Recorded data
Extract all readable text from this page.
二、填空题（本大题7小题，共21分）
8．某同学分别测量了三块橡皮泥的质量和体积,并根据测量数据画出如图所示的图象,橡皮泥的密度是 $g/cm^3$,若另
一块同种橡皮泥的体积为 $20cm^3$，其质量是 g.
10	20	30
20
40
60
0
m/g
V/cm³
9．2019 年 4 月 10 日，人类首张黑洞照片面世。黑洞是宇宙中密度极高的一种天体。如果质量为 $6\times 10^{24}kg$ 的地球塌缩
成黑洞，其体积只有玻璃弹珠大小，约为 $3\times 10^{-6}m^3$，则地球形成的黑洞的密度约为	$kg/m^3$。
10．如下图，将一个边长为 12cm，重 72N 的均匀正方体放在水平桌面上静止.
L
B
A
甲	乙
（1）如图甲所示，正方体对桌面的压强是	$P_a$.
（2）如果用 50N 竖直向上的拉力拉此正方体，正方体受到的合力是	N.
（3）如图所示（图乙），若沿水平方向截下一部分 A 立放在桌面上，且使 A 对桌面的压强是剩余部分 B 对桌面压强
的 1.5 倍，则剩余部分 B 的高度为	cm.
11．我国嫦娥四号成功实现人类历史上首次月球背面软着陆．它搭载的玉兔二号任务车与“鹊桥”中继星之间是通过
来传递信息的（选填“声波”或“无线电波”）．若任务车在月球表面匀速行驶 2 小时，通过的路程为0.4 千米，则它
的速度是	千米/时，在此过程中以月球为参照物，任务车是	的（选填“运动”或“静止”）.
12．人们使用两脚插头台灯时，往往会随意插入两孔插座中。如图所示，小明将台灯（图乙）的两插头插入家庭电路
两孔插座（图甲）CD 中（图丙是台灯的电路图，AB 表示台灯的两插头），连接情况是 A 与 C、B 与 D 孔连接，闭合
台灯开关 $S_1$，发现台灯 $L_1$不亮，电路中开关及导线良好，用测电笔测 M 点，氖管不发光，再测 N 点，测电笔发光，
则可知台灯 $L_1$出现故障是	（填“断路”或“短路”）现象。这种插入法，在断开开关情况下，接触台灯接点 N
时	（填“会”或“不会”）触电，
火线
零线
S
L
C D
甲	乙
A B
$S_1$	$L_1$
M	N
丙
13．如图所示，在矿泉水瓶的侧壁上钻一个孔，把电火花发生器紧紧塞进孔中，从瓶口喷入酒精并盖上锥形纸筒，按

■ What the task asks
Please quote every record above exactly as it appears.

■ Output of the task
Extract all readable text from this page.
二、填空题（本大题7小题，共21分）
8．某同学分别测量了三块橡皮泥的质量和体积,并根据测量数据画出如图所示的图象,橡皮泥的密度是 $g/cm^3$,若另
一块同种橡皮泥的体积为 $20cm^3$，其质量是 g.
10	20	30
20
40
60
0
m/g
V/cm³
9．2019 年 4 月 10 日，人类首张黑洞照片面世。黑洞是宇宙中密度极高的一种天体。如果质量为 $6\times 10^{24}kg$ 的地球塌缩
成黑洞，其体积只有玻璃弹珠大小，约为 $3\times 10^{-6}m^3$，则地球形成的黑洞的密度约为	$kg/m^3$。
10．如下图，将一个边长为 12cm，重 72N 的均匀正方体放在水平桌面上静止.
L
B
A
甲	乙
（1）如图甲所示，正方体对桌面的压强是	$P_a$.
（2）如果用 50N 竖直向上的拉力拉此正方体，正方体受到的合力是	N.
（3）如图所示（图乙），若沿水平方向截下一部分 A 立放在桌面上，且使 A 对桌面的压强是剩余部分 B 对桌面压强
的 1.5 倍，则剩余部分 B 的高度为	cm.
11．我国嫦娥四号成功实现人类历史上首次月球背面软着陆．它搭载的玉兔二号任务车与“鹊桥”中继星之间是通过
来传递信息的（选填“声波”或“无线电波”）．若任务车在月球表面匀速行驶 2 小时，通过的路程为0.4 千米，则它
的速度是	千米/时，在此过程中以月球为参照物，任务车是	的（选填“运动”或“静止”）.
12．人们使用两脚插头台灯时，往往会随意插入两孔插座中。如图所示，小明将台灯（图乙）的两插头插入家庭电路
两孔插座（图甲）CD 中（图丙是台灯的电路图，AB 表示台灯的两插头），连接情况是 A 与 C、B 与 D 孔连接，闭合
台灯开关 $S_1$，发现台灯 $L_1$不亮，电路中开关及导线良好，用测电笔测 M 点，氖管不发光，再测 N 点，测电笔发光，
则可知台灯 $L_1$出现故障是	（填“断路”或“短路”）现象。这种插入法，在断开开关情况下，接触台灯接点 N
时	（填“会”或“不会”）触电，
火线
零线
S
L
C D
甲	乙
A B
$S_1$	$L_1$
M	N
丙
13．如图所示，在矿泉水瓶的侧壁上钻一个孔，把电火花发生器紧紧塞进孔中，从瓶口喷入酒精并盖上锥形纸筒，按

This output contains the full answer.